Your goal
Reproduce the records that follow in full, excluding any picture they contain.

Entries
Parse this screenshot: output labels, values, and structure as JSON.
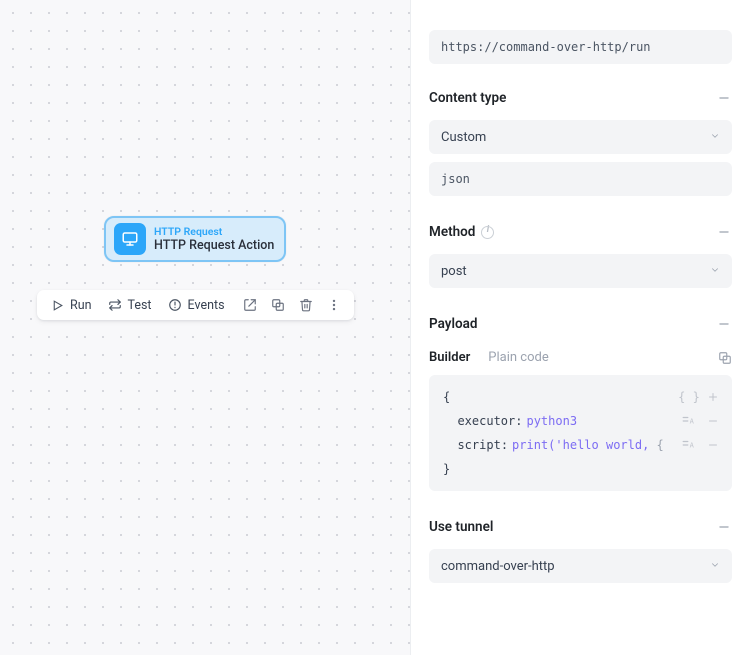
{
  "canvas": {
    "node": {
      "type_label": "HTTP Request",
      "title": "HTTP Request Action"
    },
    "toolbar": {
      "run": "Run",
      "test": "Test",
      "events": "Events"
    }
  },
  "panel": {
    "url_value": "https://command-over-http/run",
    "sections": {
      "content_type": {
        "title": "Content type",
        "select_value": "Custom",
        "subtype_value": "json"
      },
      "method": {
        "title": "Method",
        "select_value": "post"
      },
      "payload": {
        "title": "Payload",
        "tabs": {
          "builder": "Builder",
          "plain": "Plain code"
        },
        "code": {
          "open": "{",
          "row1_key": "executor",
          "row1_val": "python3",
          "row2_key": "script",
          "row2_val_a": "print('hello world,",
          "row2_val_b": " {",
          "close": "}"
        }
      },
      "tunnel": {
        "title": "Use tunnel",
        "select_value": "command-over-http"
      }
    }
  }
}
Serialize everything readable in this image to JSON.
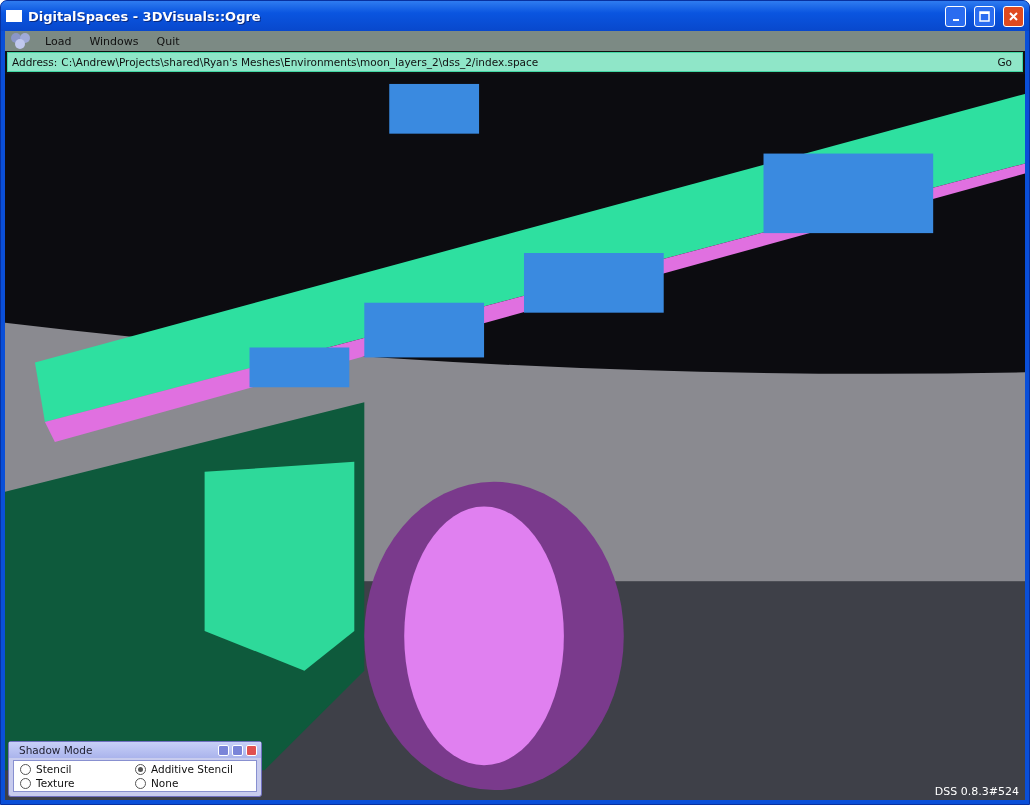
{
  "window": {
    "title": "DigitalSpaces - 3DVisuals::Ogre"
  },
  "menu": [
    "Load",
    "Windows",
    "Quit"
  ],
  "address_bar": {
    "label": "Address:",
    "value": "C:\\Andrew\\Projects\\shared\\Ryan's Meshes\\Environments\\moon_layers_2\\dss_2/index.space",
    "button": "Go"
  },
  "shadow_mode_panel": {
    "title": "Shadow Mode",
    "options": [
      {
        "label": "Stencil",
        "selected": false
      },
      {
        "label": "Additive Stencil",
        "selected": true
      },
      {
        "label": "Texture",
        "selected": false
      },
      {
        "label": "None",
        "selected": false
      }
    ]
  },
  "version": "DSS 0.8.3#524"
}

Solution to this exercise
Parse this screenshot: output labels, values, and structure as JSON.
{
  "canvas": {
    "node": {
      "type_label": "HTTP Request",
      "title": "HTTP Request Action"
    },
    "toolbar": {
      "run": "Run",
      "test": "Test",
      "events": "Events"
    }
  },
  "panel": {
    "url_value": "https://command-over-http/run",
    "sections": {
      "content_type": {
        "title": "Content type",
        "select_value": "Custom",
        "subtype_value": "json"
      },
      "method": {
        "title": "Method",
        "select_value": "post"
      },
      "payload": {
        "title": "Payload",
        "tabs": {
          "builder": "Builder",
          "plain": "Plain code"
        },
        "code": {
          "open": "{",
          "row1_key": "executor",
          "row1_val": "python3",
          "row2_key": "script",
          "row2_val_a": "print('hello world,",
          "row2_val_b": " {",
          "close": "}"
        }
      },
      "tunnel": {
        "title": "Use tunnel",
        "select_value": "command-over-http"
      }
    }
  }
}
Serialize everything readable in this image to JSON.
{
  "window": {
    "title": "DigitalSpaces - 3DVisuals::Ogre"
  },
  "menu": [
    "Load",
    "Windows",
    "Quit"
  ],
  "address_bar": {
    "label": "Address:",
    "value": "C:\\Andrew\\Projects\\shared\\Ryan's Meshes\\Environments\\moon_layers_2\\dss_2/index.space",
    "button": "Go"
  },
  "shadow_mode_panel": {
    "title": "Shadow Mode",
    "options": [
      {
        "label": "Stencil",
        "selected": false
      },
      {
        "label": "Additive Stencil",
        "selected": true
      },
      {
        "label": "Texture",
        "selected": false
      },
      {
        "label": "None",
        "selected": false
      }
    ]
  },
  "version": "DSS 0.8.3#524"
}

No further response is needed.